+++ Task input

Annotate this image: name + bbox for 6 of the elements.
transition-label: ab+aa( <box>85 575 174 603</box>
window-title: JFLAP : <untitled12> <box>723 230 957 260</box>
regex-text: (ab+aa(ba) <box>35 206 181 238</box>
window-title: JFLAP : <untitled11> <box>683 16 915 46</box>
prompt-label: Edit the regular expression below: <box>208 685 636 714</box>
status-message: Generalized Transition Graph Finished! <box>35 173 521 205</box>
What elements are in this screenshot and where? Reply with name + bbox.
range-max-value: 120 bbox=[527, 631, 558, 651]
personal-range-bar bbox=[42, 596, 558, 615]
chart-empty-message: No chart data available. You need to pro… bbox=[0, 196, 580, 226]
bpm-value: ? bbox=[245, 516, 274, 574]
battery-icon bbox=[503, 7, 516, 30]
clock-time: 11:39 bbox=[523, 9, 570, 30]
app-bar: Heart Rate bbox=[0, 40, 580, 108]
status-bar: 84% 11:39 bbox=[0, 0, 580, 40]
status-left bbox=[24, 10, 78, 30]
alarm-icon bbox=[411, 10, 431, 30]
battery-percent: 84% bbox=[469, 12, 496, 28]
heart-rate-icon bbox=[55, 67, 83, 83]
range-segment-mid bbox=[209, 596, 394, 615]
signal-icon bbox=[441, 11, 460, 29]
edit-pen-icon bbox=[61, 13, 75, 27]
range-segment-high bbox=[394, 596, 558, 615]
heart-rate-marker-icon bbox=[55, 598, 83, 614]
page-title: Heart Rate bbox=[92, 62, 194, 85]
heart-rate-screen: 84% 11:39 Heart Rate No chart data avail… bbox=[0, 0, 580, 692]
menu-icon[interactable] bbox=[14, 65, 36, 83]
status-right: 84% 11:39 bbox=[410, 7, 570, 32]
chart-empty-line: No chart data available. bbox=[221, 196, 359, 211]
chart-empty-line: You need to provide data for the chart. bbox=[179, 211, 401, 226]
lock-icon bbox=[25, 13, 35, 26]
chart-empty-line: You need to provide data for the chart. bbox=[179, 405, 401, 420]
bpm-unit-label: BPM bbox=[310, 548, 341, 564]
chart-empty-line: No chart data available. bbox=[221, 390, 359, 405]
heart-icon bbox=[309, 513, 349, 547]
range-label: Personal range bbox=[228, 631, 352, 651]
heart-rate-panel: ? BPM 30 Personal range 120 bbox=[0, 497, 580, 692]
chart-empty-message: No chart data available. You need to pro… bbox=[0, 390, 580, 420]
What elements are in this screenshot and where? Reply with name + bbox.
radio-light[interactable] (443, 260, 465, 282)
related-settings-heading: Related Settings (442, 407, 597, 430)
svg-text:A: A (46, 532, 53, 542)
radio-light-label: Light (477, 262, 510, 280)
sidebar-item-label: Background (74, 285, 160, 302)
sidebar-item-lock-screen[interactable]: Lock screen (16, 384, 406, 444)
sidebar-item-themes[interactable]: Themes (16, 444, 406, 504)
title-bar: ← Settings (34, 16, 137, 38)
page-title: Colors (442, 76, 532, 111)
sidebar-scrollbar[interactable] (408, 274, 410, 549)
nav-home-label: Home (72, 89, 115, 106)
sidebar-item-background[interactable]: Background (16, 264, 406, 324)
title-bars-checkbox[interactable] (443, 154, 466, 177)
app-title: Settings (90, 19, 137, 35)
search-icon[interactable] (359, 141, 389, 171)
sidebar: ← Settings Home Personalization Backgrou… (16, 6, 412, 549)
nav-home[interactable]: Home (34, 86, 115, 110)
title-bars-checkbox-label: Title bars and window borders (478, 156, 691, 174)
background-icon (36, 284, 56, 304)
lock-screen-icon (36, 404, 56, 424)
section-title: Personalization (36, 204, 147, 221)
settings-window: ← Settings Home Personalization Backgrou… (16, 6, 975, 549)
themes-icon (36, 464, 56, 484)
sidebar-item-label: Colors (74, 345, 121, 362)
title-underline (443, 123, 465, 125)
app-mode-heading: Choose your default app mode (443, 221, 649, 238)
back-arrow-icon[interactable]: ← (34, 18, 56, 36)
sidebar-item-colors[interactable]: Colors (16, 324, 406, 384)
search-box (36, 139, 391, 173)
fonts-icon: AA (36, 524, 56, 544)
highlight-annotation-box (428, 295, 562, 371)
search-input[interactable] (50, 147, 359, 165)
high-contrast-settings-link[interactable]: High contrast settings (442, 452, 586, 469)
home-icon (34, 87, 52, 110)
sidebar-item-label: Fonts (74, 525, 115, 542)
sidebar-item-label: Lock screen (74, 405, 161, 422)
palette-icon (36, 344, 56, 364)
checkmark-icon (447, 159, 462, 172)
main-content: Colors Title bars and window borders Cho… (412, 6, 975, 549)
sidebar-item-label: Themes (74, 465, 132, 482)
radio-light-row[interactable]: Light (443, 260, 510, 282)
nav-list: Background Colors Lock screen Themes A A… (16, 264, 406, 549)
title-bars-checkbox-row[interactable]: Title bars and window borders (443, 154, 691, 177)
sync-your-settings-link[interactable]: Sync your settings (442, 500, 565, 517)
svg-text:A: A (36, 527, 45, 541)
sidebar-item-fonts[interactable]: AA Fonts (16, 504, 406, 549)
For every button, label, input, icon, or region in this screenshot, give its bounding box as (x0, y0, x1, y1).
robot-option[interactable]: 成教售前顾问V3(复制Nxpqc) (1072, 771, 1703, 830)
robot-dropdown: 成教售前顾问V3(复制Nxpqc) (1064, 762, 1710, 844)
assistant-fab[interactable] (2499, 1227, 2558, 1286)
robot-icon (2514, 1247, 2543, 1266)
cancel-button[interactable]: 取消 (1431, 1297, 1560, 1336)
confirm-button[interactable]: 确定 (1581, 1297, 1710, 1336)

++++++

Task goal
Rewrite all the entries above as a numbered list, leaving out any blank lines.

Task result
1. Annotate this image: name + bbox for 6 of the elements.
2. transition-label: ab+aa( <box>85 575 174 603</box>
3. window-title: JFLAP : <untitled12> <box>723 230 957 260</box>
4. regex-text: (ab+aa(ba) <box>35 206 181 238</box>
5. window-title: JFLAP : <untitled11> <box>683 16 915 46</box>
6. prompt-label: Edit the regular expression below: <box>208 685 636 714</box>
7. status-message: Generalized Transition Graph Finished! <box>35 173 521 205</box>
8. What elements are in this screenshot and where? Reply with name + bbox.
9. range-max-value: 120 bbox=[527, 631, 558, 651]
10. personal-range-bar bbox=[42, 596, 558, 615]
11. chart-empty-message: No chart data available. You need to pro… bbox=[0, 196, 580, 226]
12. bpm-value: ? bbox=[245, 516, 274, 574]
13. battery-icon bbox=[503, 7, 516, 30]
14. clock-time: 11:39 bbox=[523, 9, 570, 30]
15. app-bar: Heart Rate bbox=[0, 40, 580, 108]
16. status-bar: 84% 11:39 bbox=[0, 0, 580, 40]
17. status-left bbox=[24, 10, 78, 30]
18. alarm-icon bbox=[411, 10, 431, 30]
19. battery-percent: 84% bbox=[469, 12, 496, 28]
20. heart-rate-icon bbox=[55, 67, 83, 83]
21. range-segment-mid bbox=[209, 596, 394, 615]
22. signal-icon bbox=[441, 11, 460, 29]
23. edit-pen-icon bbox=[61, 13, 75, 27]
24. range-segment-high bbox=[394, 596, 558, 615]
25. heart-rate-marker-icon bbox=[55, 598, 83, 614]
26. page-title: Heart Rate bbox=[92, 62, 194, 85]
27. heart-rate-screen: 84% 11:39 Heart Rate No chart data avail… bbox=[0, 0, 580, 692]
28. menu-icon[interactable] bbox=[14, 65, 36, 83]
29. status-right: 84% 11:39 bbox=[410, 7, 570, 32]
30. chart-empty-line: No chart data available. bbox=[221, 196, 359, 211]
31. chart-empty-line: You need to provide data for the chart. bbox=[179, 211, 401, 226]
32. lock-icon bbox=[25, 13, 35, 26]
33. chart-empty-line: You need to provide data for the chart. bbox=[179, 405, 401, 420]
34. bpm-unit-label: BPM bbox=[310, 548, 341, 564]
35. chart-empty-line: No chart data available. bbox=[221, 390, 359, 405]
36. heart-icon bbox=[309, 513, 349, 547]
37. range-label: Personal range bbox=[228, 631, 352, 651]
38. heart-rate-panel: ? BPM 30 Personal range 120 bbox=[0, 497, 580, 692]
39. chart-empty-message: No chart data available. You need to pro… bbox=[0, 390, 580, 420]
40. What elements are in this screenshot and where? Reply with name + bbox.
41. radio-light[interactable] (443, 260, 465, 282)
42. related-settings-heading: Related Settings (442, 407, 597, 430)
43. svg-text:A: A (46, 532, 53, 542)
44. radio-light-label: Light (477, 262, 510, 280)
45. sidebar-item-label: Background (74, 285, 160, 302)
46. sidebar-item-lock-screen[interactable]: Lock screen (16, 384, 406, 444)
47. sidebar-item-themes[interactable]: Themes (16, 444, 406, 504)
48. title-bar: ← Settings (34, 16, 137, 38)
49. page-title: Colors (442, 76, 532, 111)
50. sidebar-scrollbar[interactable] (408, 274, 410, 549)
51. nav-home-label: Home (72, 89, 115, 106)
52. sidebar-item-background[interactable]: Background (16, 264, 406, 324)
53. title-bars-checkbox[interactable] (443, 154, 466, 177)
54. app-title: Settings (90, 19, 137, 35)
55. search-icon[interactable] (359, 141, 389, 171)
56. sidebar: ← Settings Home Personalization Backgrou… (16, 6, 412, 549)
57. nav-home[interactable]: Home (34, 86, 115, 110)
58. title-bars-checkbox-label: Title bars and window borders (478, 156, 691, 174)
59. background-icon (36, 284, 56, 304)
60. lock-screen-icon (36, 404, 56, 424)
61. section-title: Personalization (36, 204, 147, 221)
62. settings-window: ← Settings Home Personalization Backgrou… (16, 6, 975, 549)
63. themes-icon (36, 464, 56, 484)
64. sidebar-item-label: Colors (74, 345, 121, 362)
65. title-underline (443, 123, 465, 125)
66. app-mode-heading: Choose your default app mode (443, 221, 649, 238)
67. back-arrow-icon[interactable]: ← (34, 18, 56, 36)
68. sidebar-item-colors[interactable]: Colors (16, 324, 406, 384)
69. search-box (36, 139, 391, 173)
70. fonts-icon: AA (36, 524, 56, 544)
71. highlight-annotation-box (428, 295, 562, 371)
72. search-input[interactable] (50, 147, 359, 165)
73. high-contrast-settings-link[interactable]: High contrast settings (442, 452, 586, 469)
74. home-icon (34, 87, 52, 110)
75. sidebar-item-label: Fonts (74, 525, 115, 542)
76. sidebar-item-label: Lock screen (74, 405, 161, 422)
77. palette-icon (36, 344, 56, 364)
78. checkmark-icon (447, 159, 462, 172)
79. main-content: Colors Title bars and window borders Cho… (412, 6, 975, 549)
80. sidebar-item-label: Themes (74, 465, 132, 482)
81. radio-light-row[interactable]: Light (443, 260, 510, 282)
82. nav-list: Background Colors Lock screen Themes A A… (16, 264, 406, 549)
83. title-bars-checkbox-row[interactable]: Title bars and window borders (443, 154, 691, 177)
84. sync-your-settings-link[interactable]: Sync your settings (442, 500, 565, 517)
85. svg-text:A: A (36, 527, 45, 541)
86. sidebar-item-fonts[interactable]: AA Fonts (16, 504, 406, 549)
87. For every button, label, input, icon, or region in this screenshot, give its bounding box as (x0, y0, x1, y1).
88. robot-option[interactable]: 成教售前顾问V3(复制Nxpqc) (1072, 771, 1703, 830)
89. robot-dropdown: 成教售前顾问V3(复制Nxpqc) (1064, 762, 1710, 844)
90. assistant-fab[interactable] (2499, 1227, 2558, 1286)
91. robot-icon (2514, 1247, 2543, 1266)
92. cancel-button[interactable]: 取消 (1431, 1297, 1560, 1336)
93. confirm-button[interactable]: 确定 (1581, 1297, 1710, 1336)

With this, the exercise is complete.